**PROBLEM REQUIREMENTS**
Give the listing again exactly, omitting its images.

(Lines of data)
******************************
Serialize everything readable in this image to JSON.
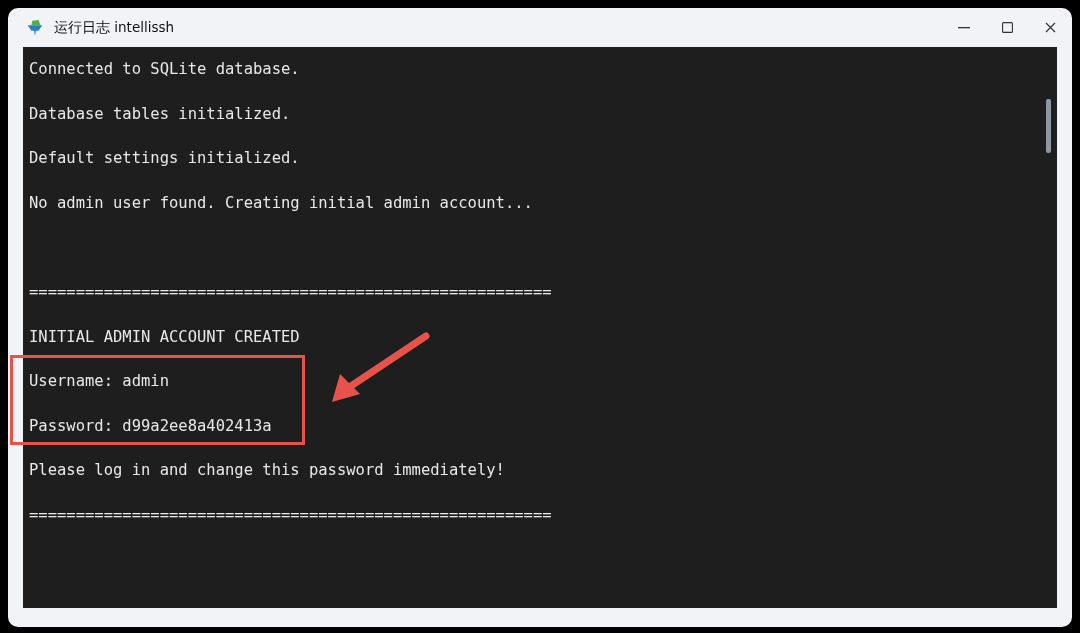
{
  "window": {
    "title": "运行日志 intellissh"
  },
  "log_lines": [
    {
      "kind": "text",
      "text": "Connected to SQLite database."
    },
    {
      "kind": "text",
      "text": "Database tables initialized."
    },
    {
      "kind": "text",
      "text": "Default settings initialized."
    },
    {
      "kind": "text",
      "text": "No admin user found. Creating initial admin account..."
    },
    {
      "kind": "blank"
    },
    {
      "kind": "text",
      "text": "========================================================"
    },
    {
      "kind": "text",
      "text": "INITIAL ADMIN ACCOUNT CREATED"
    },
    {
      "kind": "text",
      "text": "Username: admin"
    },
    {
      "kind": "text",
      "text": "Password: d99a2ee8a402413a"
    },
    {
      "kind": "text",
      "text": "Please log in and change this password immediately!"
    },
    {
      "kind": "text",
      "text": "========================================================"
    }
  ]
}
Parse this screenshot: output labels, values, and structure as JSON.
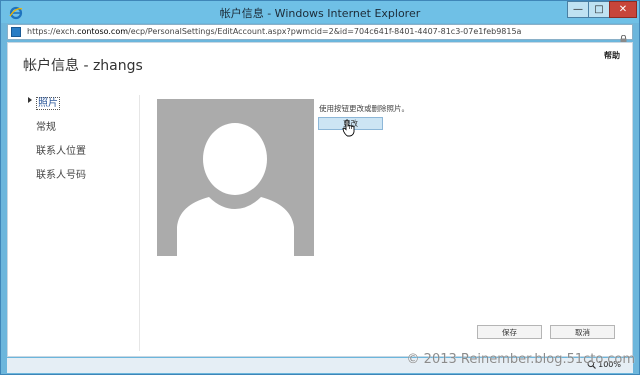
{
  "window": {
    "title": "帐户信息 - Windows Internet Explorer",
    "controls": {
      "minimize": "—",
      "maximize": "□",
      "close": "✕"
    }
  },
  "address_bar": {
    "url_prefix": "https://exch.",
    "url_host": "contoso.com",
    "url_rest": "/ecp/PersonalSettings/EditAccount.aspx?pwmcid=2&id=704c641f-8401-4407-81c3-07e1feb9815a"
  },
  "page": {
    "title": "帐户信息 - zhangs",
    "help": "帮助"
  },
  "nav": {
    "items": [
      {
        "label": "照片",
        "selected": true
      },
      {
        "label": "常规",
        "selected": false
      },
      {
        "label": "联系人位置",
        "selected": false
      },
      {
        "label": "联系人号码",
        "selected": false
      }
    ]
  },
  "photo_section": {
    "instructions": "使用按钮更改或删除照片。",
    "change_button": "更改"
  },
  "footer": {
    "save": "保存",
    "cancel": "取消"
  },
  "status_bar": {
    "zoom": "100%"
  },
  "watermark": "© 2013 Reinember.blog.51cto.com",
  "colors": {
    "titlebar": "#6fc0e6",
    "accent": "#2b579a",
    "photo_bg": "#ababab",
    "close_button": "#c7453a"
  }
}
******************************
**EXERCISE RESPONSE**
Serialize everything readable in this image to JSON.
{
  "window": {
    "title": "运行日志 intellissh"
  },
  "log_lines": [
    {
      "kind": "text",
      "text": "Connected to SQLite database."
    },
    {
      "kind": "text",
      "text": "Database tables initialized."
    },
    {
      "kind": "text",
      "text": "Default settings initialized."
    },
    {
      "kind": "text",
      "text": "No admin user found. Creating initial admin account..."
    },
    {
      "kind": "blank"
    },
    {
      "kind": "text",
      "text": "========================================================"
    },
    {
      "kind": "text",
      "text": "INITIAL ADMIN ACCOUNT CREATED"
    },
    {
      "kind": "text",
      "text": "Username: admin"
    },
    {
      "kind": "text",
      "text": "Password: d99a2ee8a402413a"
    },
    {
      "kind": "text",
      "text": "Please log in and change this password immediately!"
    },
    {
      "kind": "text",
      "text": "========================================================"
    }
  ]
}
Parse this screenshot: output labels, values, and structure as JSON.
{
  "window": {
    "title": "帐户信息 - Windows Internet Explorer",
    "controls": {
      "minimize": "—",
      "maximize": "□",
      "close": "✕"
    }
  },
  "address_bar": {
    "url_prefix": "https://exch.",
    "url_host": "contoso.com",
    "url_rest": "/ecp/PersonalSettings/EditAccount.aspx?pwmcid=2&id=704c641f-8401-4407-81c3-07e1feb9815a"
  },
  "page": {
    "title": "帐户信息 - zhangs",
    "help": "帮助"
  },
  "nav": {
    "items": [
      {
        "label": "照片",
        "selected": true
      },
      {
        "label": "常规",
        "selected": false
      },
      {
        "label": "联系人位置",
        "selected": false
      },
      {
        "label": "联系人号码",
        "selected": false
      }
    ]
  },
  "photo_section": {
    "instructions": "使用按钮更改或删除照片。",
    "change_button": "更改"
  },
  "footer": {
    "save": "保存",
    "cancel": "取消"
  },
  "status_bar": {
    "zoom": "100%"
  },
  "watermark": "© 2013 Reinember.blog.51cto.com",
  "colors": {
    "titlebar": "#6fc0e6",
    "accent": "#2b579a",
    "photo_bg": "#ababab",
    "close_button": "#c7453a"
  }
}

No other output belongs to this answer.